Data entries for graphics:

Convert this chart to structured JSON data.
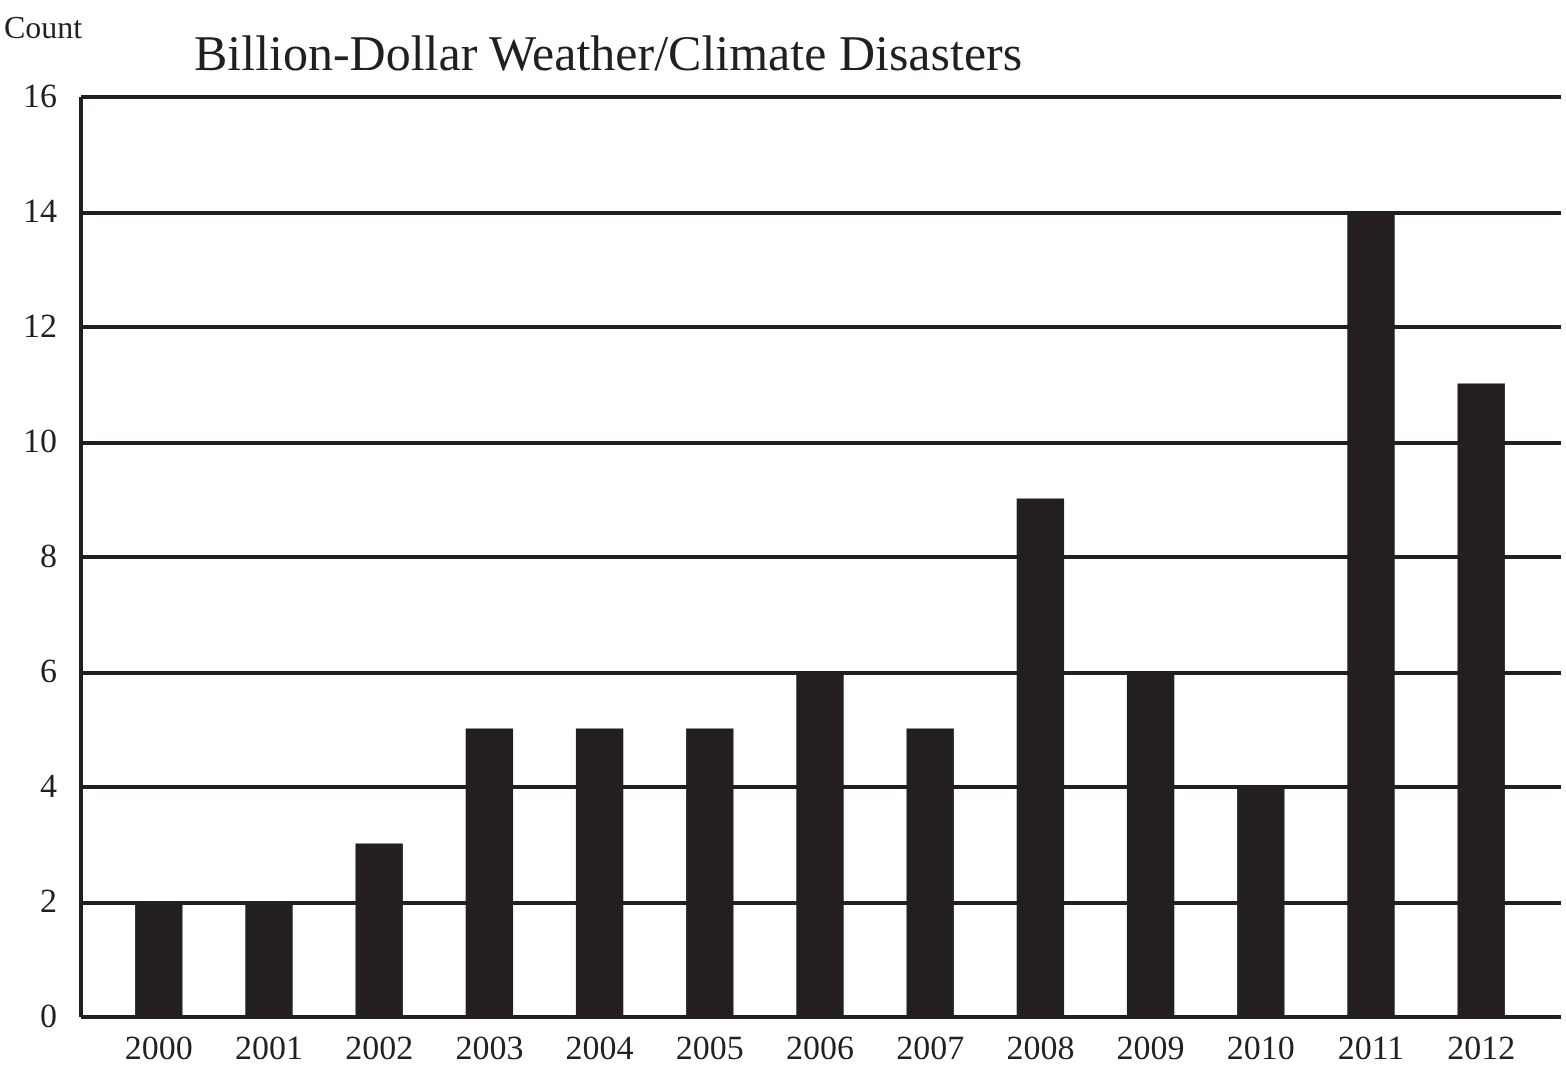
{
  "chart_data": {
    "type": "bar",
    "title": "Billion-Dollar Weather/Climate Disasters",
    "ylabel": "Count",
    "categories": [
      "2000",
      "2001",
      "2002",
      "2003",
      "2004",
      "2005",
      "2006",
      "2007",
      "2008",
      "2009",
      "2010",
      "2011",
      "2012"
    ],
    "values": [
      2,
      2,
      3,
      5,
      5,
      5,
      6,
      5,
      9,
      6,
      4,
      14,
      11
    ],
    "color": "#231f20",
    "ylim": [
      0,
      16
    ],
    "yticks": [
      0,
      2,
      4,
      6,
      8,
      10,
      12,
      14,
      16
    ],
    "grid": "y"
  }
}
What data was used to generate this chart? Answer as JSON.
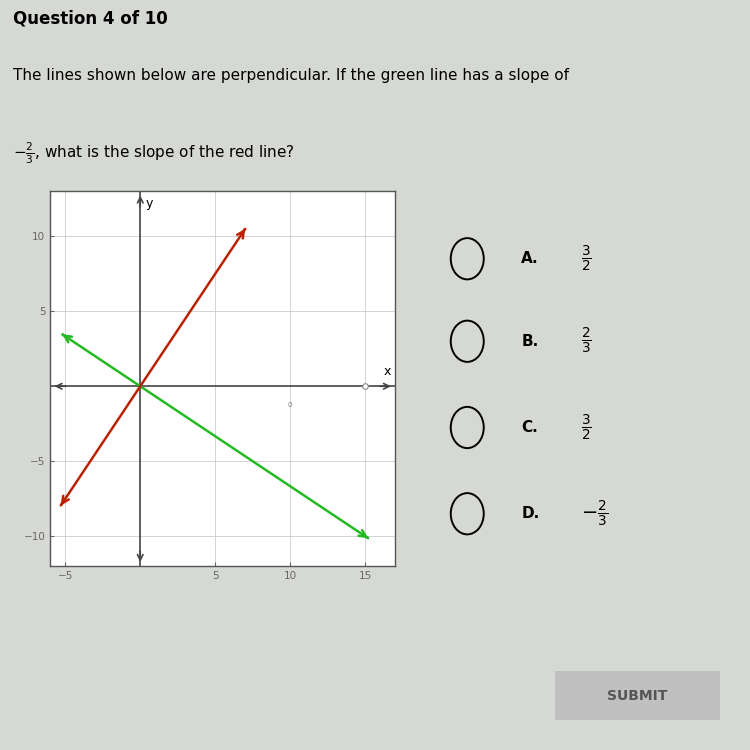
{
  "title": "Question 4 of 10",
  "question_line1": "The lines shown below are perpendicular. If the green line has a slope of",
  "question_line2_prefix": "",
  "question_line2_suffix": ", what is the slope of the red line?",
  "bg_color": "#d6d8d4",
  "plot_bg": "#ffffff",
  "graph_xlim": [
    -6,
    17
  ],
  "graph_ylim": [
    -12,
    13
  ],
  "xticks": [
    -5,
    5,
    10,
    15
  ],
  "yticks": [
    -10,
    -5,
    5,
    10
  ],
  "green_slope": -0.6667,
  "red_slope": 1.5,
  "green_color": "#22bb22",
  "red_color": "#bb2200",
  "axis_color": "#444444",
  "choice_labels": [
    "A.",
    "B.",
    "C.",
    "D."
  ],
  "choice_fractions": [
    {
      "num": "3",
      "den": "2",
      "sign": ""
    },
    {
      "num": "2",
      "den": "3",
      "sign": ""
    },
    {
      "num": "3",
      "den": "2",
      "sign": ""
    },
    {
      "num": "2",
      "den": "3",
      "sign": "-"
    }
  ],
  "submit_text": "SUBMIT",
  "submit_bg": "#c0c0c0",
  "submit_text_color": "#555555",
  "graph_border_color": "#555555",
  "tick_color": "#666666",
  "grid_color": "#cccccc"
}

SHORT PROBLEM
Skip the images and write out the rest of the listing exactly.

COMPLETE RESPONSE
Convert this chart to structured JSON data.
{
  "chart_data": {
    "type": "bar",
    "title": "Billion-Dollar Weather/Climate Disasters",
    "ylabel": "Count",
    "categories": [
      "2000",
      "2001",
      "2002",
      "2003",
      "2004",
      "2005",
      "2006",
      "2007",
      "2008",
      "2009",
      "2010",
      "2011",
      "2012"
    ],
    "values": [
      2,
      2,
      3,
      5,
      5,
      5,
      6,
      5,
      9,
      6,
      4,
      14,
      11
    ],
    "color": "#231f20",
    "ylim": [
      0,
      16
    ],
    "yticks": [
      0,
      2,
      4,
      6,
      8,
      10,
      12,
      14,
      16
    ],
    "grid": "y"
  }
}
What data was used to generate this chart? Answer as JSON.
{
  "title": "Question 4 of 10",
  "question_line1": "The lines shown below are perpendicular. If the green line has a slope of",
  "question_line2_prefix": "",
  "question_line2_suffix": ", what is the slope of the red line?",
  "bg_color": "#d6d8d4",
  "plot_bg": "#ffffff",
  "graph_xlim": [
    -6,
    17
  ],
  "graph_ylim": [
    -12,
    13
  ],
  "xticks": [
    -5,
    5,
    10,
    15
  ],
  "yticks": [
    -10,
    -5,
    5,
    10
  ],
  "green_slope": -0.6667,
  "red_slope": 1.5,
  "green_color": "#22bb22",
  "red_color": "#bb2200",
  "axis_color": "#444444",
  "choice_labels": [
    "A.",
    "B.",
    "C.",
    "D."
  ],
  "choice_fractions": [
    {
      "num": "3",
      "den": "2",
      "sign": ""
    },
    {
      "num": "2",
      "den": "3",
      "sign": ""
    },
    {
      "num": "3",
      "den": "2",
      "sign": ""
    },
    {
      "num": "2",
      "den": "3",
      "sign": "-"
    }
  ],
  "submit_text": "SUBMIT",
  "submit_bg": "#c0c0c0",
  "submit_text_color": "#555555",
  "graph_border_color": "#555555",
  "tick_color": "#666666",
  "grid_color": "#cccccc"
}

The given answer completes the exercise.